Omit the images. Copy each entry word for word.

Dataset records:
____

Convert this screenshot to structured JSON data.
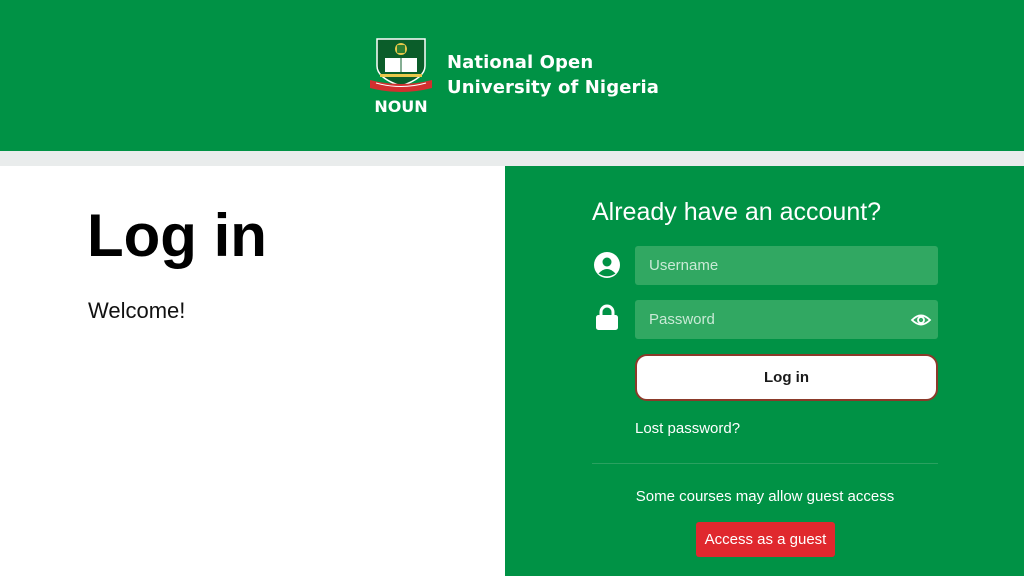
{
  "header": {
    "logo_icon": "noun-crest-logo",
    "brand_line1": "National Open",
    "brand_line2": "University of Nigeria"
  },
  "left": {
    "title": "Log in",
    "welcome": "Welcome!"
  },
  "login": {
    "heading": "Already have an account?",
    "username_placeholder": "Username",
    "username_value": "",
    "username_icon": "user-circle-icon",
    "password_placeholder": "Password",
    "password_value": "",
    "password_icon": "lock-icon",
    "reveal_icon": "eye-icon",
    "login_label": "Log in",
    "lost_password": "Lost password?"
  },
  "guest": {
    "info": "Some courses may allow guest access",
    "button_label": "Access as a guest"
  },
  "colors": {
    "brand_green": "#009245",
    "input_green": "#31a862",
    "guest_red": "#e0282e",
    "page_gap": "#e9ecec"
  }
}
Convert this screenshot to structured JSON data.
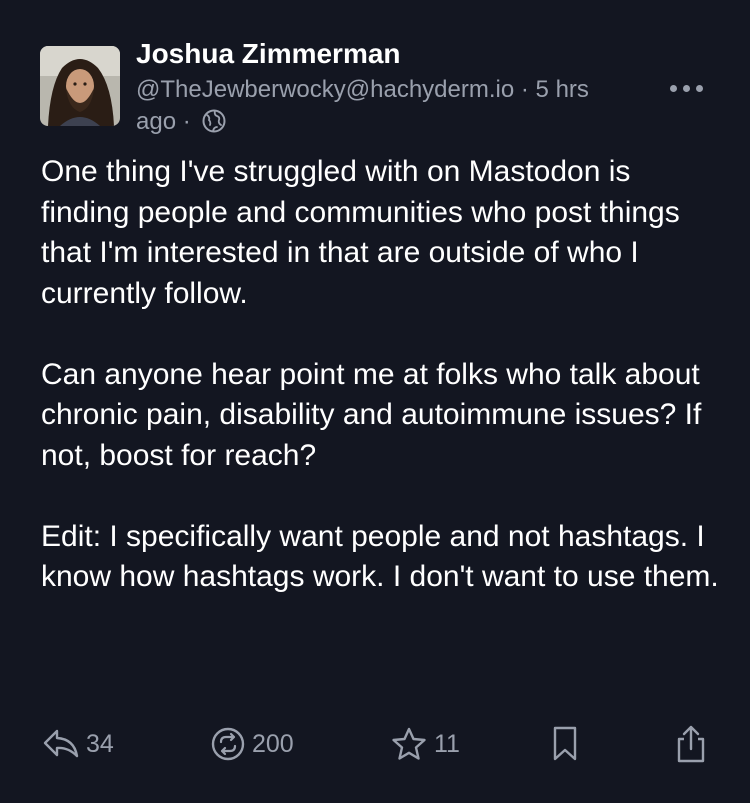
{
  "post": {
    "author": {
      "display_name": "Joshua Zimmerman",
      "handle": "@TheJewberwocky@hachyderm.io",
      "time_separator": "·",
      "relative_time": "5 hrs ago",
      "visibility_icon": "globe-icon"
    },
    "content": {
      "paragraphs": [
        "One thing I've struggled with on Mastodon is finding people and communities who post things that I'm interested in that are outside of who I currently follow.",
        "Can anyone hear point me at folks who talk about chronic pain, disability and autoimmune issues? If not, boost for reach?",
        "Edit: I specifically want people and not hashtags. I know how hashtags work. I don't want to use them."
      ]
    },
    "actions": {
      "reply": {
        "icon": "reply-icon",
        "count": "34"
      },
      "boost": {
        "icon": "boost-icon",
        "count": "200"
      },
      "favourite": {
        "icon": "star-icon",
        "count": "11"
      },
      "bookmark": {
        "icon": "bookmark-icon"
      },
      "share": {
        "icon": "share-icon"
      }
    },
    "more_icon": "more-icon"
  },
  "colors": {
    "background": "#131621",
    "text_primary": "#ffffff",
    "text_secondary": "#9aa0ad"
  }
}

____

• _Solution to this problem_
Convert this screenshot to structured JSON data.
{
  "header": {
    "logo_icon": "noun-crest-logo",
    "brand_line1": "National Open",
    "brand_line2": "University of Nigeria"
  },
  "left": {
    "title": "Log in",
    "welcome": "Welcome!"
  },
  "login": {
    "heading": "Already have an account?",
    "username_placeholder": "Username",
    "username_value": "",
    "username_icon": "user-circle-icon",
    "password_placeholder": "Password",
    "password_value": "",
    "password_icon": "lock-icon",
    "reveal_icon": "eye-icon",
    "login_label": "Log in",
    "lost_password": "Lost password?"
  },
  "guest": {
    "info": "Some courses may allow guest access",
    "button_label": "Access as a guest"
  },
  "colors": {
    "brand_green": "#009245",
    "input_green": "#31a862",
    "guest_red": "#e0282e",
    "page_gap": "#e9ecec"
  }
}
Convert this screenshot to structured JSON data.
{
  "post": {
    "author": {
      "display_name": "Joshua Zimmerman",
      "handle": "@TheJewberwocky@hachyderm.io",
      "time_separator": "·",
      "relative_time": "5 hrs ago",
      "visibility_icon": "globe-icon"
    },
    "content": {
      "paragraphs": [
        "One thing I've struggled with on Mastodon is finding people and communities who post things that I'm interested in that are outside of who I currently follow.",
        "Can anyone hear point me at folks who talk about chronic pain, disability and autoimmune issues? If not, boost for reach?",
        "Edit: I specifically want people and not hashtags. I know how hashtags work. I don't want to use them."
      ]
    },
    "actions": {
      "reply": {
        "icon": "reply-icon",
        "count": "34"
      },
      "boost": {
        "icon": "boost-icon",
        "count": "200"
      },
      "favourite": {
        "icon": "star-icon",
        "count": "11"
      },
      "bookmark": {
        "icon": "bookmark-icon"
      },
      "share": {
        "icon": "share-icon"
      }
    },
    "more_icon": "more-icon"
  },
  "colors": {
    "background": "#131621",
    "text_primary": "#ffffff",
    "text_secondary": "#9aa0ad"
  }
}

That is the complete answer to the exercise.